/---

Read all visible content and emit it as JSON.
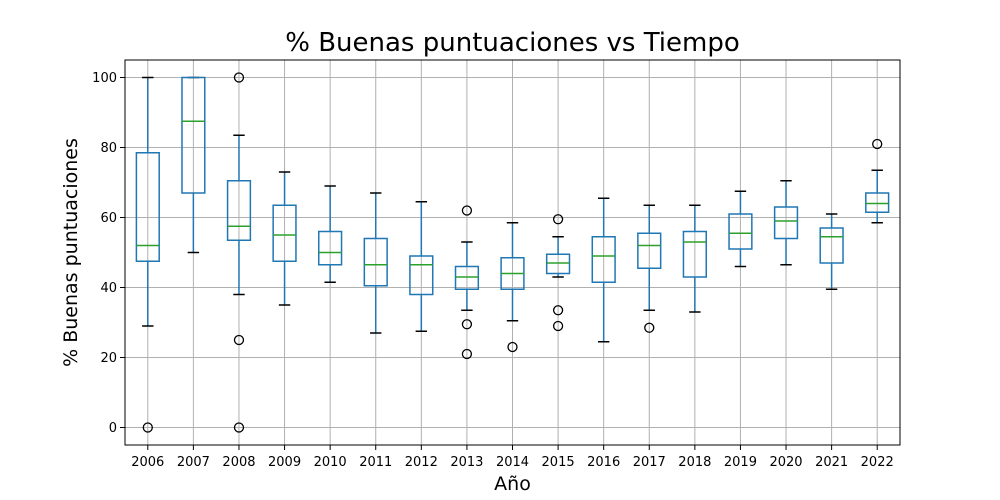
{
  "chart_data": {
    "type": "boxplot",
    "title": "% Buenas puntuaciones vs Tiempo",
    "xlabel": "Año",
    "ylabel": "% Buenas puntuaciones",
    "ylim": [
      -5,
      105
    ],
    "yticks": [
      0,
      20,
      40,
      60,
      80,
      100
    ],
    "grid": true,
    "colors": {
      "box": "#1f77b4",
      "median": "#2ca02c",
      "whisker": "#1f77b4",
      "cap": "#000000",
      "flier": "#000000",
      "grid": "#b0b0b0"
    },
    "categories": [
      "2006",
      "2007",
      "2008",
      "2009",
      "2010",
      "2011",
      "2012",
      "2013",
      "2014",
      "2015",
      "2016",
      "2017",
      "2018",
      "2019",
      "2020",
      "2021",
      "2022"
    ],
    "boxes": [
      {
        "whislo": 29,
        "q1": 47.5,
        "med": 52,
        "q3": 78.5,
        "whishi": 100,
        "fliers": [
          0
        ]
      },
      {
        "whislo": 50,
        "q1": 67,
        "med": 87.5,
        "q3": 100,
        "whishi": 100,
        "fliers": []
      },
      {
        "whislo": 38,
        "q1": 53.5,
        "med": 57.5,
        "q3": 70.5,
        "whishi": 83.5,
        "fliers": [
          100,
          25,
          0
        ]
      },
      {
        "whislo": 35,
        "q1": 47.5,
        "med": 55,
        "q3": 63.5,
        "whishi": 73,
        "fliers": []
      },
      {
        "whislo": 41.5,
        "q1": 46.5,
        "med": 50,
        "q3": 56,
        "whishi": 69,
        "fliers": []
      },
      {
        "whislo": 27,
        "q1": 40.5,
        "med": 46.5,
        "q3": 54,
        "whishi": 67,
        "fliers": []
      },
      {
        "whislo": 27.5,
        "q1": 38,
        "med": 46.5,
        "q3": 49,
        "whishi": 64.5,
        "fliers": []
      },
      {
        "whislo": 33.5,
        "q1": 39.5,
        "med": 43,
        "q3": 46,
        "whishi": 53,
        "fliers": [
          62,
          29.5,
          21
        ]
      },
      {
        "whislo": 30.5,
        "q1": 39.5,
        "med": 44,
        "q3": 48.5,
        "whishi": 58.5,
        "fliers": [
          23
        ]
      },
      {
        "whislo": 43,
        "q1": 44,
        "med": 47,
        "q3": 49.5,
        "whishi": 54.5,
        "fliers": [
          59.5,
          33.5,
          29
        ]
      },
      {
        "whislo": 24.5,
        "q1": 41.5,
        "med": 49,
        "q3": 54.5,
        "whishi": 65.5,
        "fliers": []
      },
      {
        "whislo": 33.5,
        "q1": 45.5,
        "med": 52,
        "q3": 55.5,
        "whishi": 63.5,
        "fliers": [
          28.5
        ]
      },
      {
        "whislo": 33,
        "q1": 43,
        "med": 53,
        "q3": 56,
        "whishi": 63.5,
        "fliers": []
      },
      {
        "whislo": 46,
        "q1": 51,
        "med": 55.5,
        "q3": 61,
        "whishi": 67.5,
        "fliers": []
      },
      {
        "whislo": 46.5,
        "q1": 54,
        "med": 59,
        "q3": 63,
        "whishi": 70.5,
        "fliers": []
      },
      {
        "whislo": 39.5,
        "q1": 47,
        "med": 54.5,
        "q3": 57,
        "whishi": 61,
        "fliers": []
      },
      {
        "whislo": 58.5,
        "q1": 61.5,
        "med": 64,
        "q3": 67,
        "whishi": 73.5,
        "fliers": [
          81
        ]
      }
    ]
  }
}
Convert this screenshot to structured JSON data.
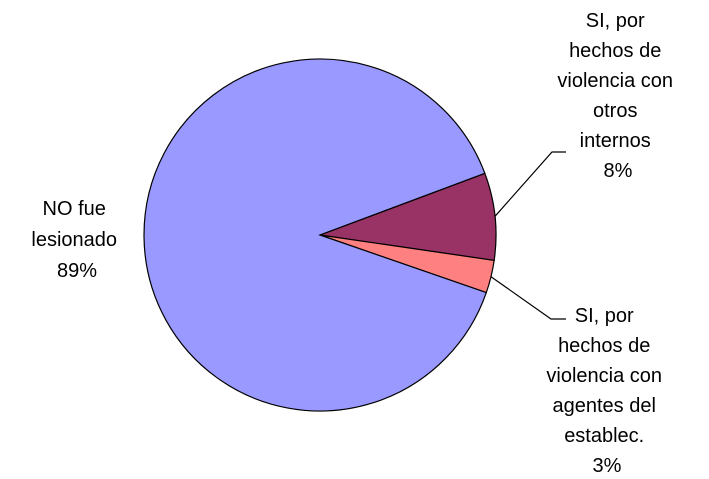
{
  "chart_data": {
    "type": "pie",
    "title": "",
    "start_angle_deg": 5,
    "direction": "clockwise-from-start",
    "slices": [
      {
        "label_lines": [
          "SI, por",
          "hechos de",
          "violencia con",
          "otros",
          "internos",
          "8%"
        ],
        "value": 8,
        "color": "#993366"
      },
      {
        "label_lines": [
          "SI, por",
          "hechos de",
          "violencia con",
          "agentes del",
          "establec.",
          "3%"
        ],
        "value": 3,
        "color": "#FF8080"
      },
      {
        "label_lines": [
          "NO fue",
          "lesionado",
          "89%"
        ],
        "value": 89,
        "color": "#9999FF"
      }
    ]
  }
}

\---

Exactly repeat every line from the line that includes "Convert this screenshot" to the end of the listing, and nothing else, leaving pictures out.

CORRECT RESULT -
Convert this screenshot to structured JSON data.
{
  "chart_data": {
    "type": "pie",
    "title": "",
    "start_angle_deg": 5,
    "direction": "clockwise-from-start",
    "slices": [
      {
        "label_lines": [
          "SI, por",
          "hechos de",
          "violencia con",
          "otros",
          "internos",
          "8%"
        ],
        "value": 8,
        "color": "#993366"
      },
      {
        "label_lines": [
          "SI, por",
          "hechos de",
          "violencia con",
          "agentes del",
          "establec.",
          "3%"
        ],
        "value": 3,
        "color": "#FF8080"
      },
      {
        "label_lines": [
          "NO fue",
          "lesionado",
          "89%"
        ],
        "value": 89,
        "color": "#9999FF"
      }
    ]
  }
}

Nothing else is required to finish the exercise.